Aim of the task
Give the number of lines that contain the string "butterfly", and nothing else.

Input rows
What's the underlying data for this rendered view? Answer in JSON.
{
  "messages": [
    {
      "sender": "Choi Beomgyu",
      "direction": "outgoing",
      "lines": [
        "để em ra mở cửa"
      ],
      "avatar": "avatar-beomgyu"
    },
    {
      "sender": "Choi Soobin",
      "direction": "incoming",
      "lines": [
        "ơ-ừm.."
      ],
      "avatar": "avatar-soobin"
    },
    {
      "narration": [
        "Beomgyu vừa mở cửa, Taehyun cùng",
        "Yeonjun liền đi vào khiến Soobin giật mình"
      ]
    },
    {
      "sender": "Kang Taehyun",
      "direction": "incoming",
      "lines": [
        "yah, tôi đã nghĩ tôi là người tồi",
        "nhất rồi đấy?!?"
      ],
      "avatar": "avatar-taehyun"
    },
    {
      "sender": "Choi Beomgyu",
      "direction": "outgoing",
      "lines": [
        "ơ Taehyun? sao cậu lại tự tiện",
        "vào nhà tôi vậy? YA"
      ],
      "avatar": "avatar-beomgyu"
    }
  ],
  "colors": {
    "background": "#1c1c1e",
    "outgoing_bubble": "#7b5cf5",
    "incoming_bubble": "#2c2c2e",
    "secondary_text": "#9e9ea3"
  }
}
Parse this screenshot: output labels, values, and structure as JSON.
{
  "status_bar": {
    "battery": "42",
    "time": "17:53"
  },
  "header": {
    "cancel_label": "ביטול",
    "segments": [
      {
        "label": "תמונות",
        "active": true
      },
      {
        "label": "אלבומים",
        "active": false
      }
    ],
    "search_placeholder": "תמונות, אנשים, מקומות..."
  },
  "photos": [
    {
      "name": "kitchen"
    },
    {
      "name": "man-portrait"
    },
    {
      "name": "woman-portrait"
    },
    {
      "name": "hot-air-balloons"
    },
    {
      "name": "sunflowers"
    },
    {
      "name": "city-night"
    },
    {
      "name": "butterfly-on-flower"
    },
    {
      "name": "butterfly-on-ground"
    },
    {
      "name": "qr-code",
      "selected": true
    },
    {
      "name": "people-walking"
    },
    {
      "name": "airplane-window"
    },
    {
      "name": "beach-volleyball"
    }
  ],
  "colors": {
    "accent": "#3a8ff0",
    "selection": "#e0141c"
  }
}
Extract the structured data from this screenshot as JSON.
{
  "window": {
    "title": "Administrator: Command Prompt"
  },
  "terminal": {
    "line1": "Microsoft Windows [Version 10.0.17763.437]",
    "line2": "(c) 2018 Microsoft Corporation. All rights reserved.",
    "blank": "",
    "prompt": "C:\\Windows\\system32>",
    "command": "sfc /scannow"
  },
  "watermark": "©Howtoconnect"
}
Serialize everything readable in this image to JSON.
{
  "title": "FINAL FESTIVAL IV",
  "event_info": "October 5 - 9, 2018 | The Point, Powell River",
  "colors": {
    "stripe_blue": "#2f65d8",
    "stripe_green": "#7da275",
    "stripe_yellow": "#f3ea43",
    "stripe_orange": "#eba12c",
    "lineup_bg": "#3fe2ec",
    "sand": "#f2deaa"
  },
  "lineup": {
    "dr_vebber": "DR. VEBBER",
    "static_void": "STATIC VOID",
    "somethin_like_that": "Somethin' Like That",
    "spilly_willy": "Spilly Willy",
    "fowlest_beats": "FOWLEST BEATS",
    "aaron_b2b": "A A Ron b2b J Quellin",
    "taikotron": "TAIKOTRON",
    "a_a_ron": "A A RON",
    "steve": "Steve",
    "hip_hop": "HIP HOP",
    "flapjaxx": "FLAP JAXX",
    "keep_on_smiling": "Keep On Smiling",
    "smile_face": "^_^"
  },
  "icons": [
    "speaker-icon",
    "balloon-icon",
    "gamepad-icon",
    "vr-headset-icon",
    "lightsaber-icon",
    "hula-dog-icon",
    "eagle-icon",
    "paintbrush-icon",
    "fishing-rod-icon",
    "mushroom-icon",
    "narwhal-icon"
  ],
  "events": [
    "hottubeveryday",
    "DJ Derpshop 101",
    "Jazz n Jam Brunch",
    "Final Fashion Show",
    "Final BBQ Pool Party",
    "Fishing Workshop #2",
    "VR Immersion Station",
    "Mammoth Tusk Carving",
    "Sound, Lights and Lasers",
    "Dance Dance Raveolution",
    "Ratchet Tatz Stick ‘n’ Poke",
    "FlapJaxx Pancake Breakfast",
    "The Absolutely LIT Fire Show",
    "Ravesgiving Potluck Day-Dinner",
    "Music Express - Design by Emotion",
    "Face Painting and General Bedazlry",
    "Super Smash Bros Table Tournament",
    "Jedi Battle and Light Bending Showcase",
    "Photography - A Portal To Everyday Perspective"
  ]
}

Full answer
2